>> START The data
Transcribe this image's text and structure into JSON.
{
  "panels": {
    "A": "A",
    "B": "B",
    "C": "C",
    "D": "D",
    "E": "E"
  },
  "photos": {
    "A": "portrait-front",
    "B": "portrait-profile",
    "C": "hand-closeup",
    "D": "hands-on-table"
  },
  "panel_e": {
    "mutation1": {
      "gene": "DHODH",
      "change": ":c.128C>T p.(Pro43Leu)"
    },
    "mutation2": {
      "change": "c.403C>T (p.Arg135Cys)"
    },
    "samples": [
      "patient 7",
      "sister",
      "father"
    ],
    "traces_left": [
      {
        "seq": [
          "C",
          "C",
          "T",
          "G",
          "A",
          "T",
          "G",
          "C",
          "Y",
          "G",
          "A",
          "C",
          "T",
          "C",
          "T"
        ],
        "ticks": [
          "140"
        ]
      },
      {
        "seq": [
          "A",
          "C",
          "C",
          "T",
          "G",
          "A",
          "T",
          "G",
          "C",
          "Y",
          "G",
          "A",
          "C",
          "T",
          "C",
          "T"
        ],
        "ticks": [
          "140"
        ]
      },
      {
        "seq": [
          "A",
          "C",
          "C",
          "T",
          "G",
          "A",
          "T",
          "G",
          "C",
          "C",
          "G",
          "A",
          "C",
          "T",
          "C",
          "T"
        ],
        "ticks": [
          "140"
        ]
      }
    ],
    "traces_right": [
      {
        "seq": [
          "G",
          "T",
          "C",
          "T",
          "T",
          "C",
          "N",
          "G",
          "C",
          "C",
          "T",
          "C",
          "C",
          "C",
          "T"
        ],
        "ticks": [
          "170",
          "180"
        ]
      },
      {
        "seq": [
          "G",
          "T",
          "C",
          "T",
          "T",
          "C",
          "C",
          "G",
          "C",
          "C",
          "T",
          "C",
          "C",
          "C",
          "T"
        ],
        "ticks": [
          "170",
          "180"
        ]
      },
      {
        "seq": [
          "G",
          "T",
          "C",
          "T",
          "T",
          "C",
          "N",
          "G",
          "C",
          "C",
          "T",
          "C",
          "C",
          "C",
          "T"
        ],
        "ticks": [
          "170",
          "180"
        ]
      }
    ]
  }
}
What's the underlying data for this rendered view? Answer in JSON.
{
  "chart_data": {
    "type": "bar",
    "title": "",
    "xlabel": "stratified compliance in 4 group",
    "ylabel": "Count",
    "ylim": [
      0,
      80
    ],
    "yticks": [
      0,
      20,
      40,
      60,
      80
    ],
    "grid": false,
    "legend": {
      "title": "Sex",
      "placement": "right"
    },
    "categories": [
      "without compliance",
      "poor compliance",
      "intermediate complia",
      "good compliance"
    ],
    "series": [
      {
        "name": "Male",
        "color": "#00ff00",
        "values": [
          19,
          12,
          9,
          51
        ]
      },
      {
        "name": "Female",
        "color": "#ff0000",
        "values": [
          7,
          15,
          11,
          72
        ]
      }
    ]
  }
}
>> END The data
> [Task description]: Each line in the material either holds the string "compliance" or does not. State how many do, and nothing else.

> [Reply to the exercise]: 4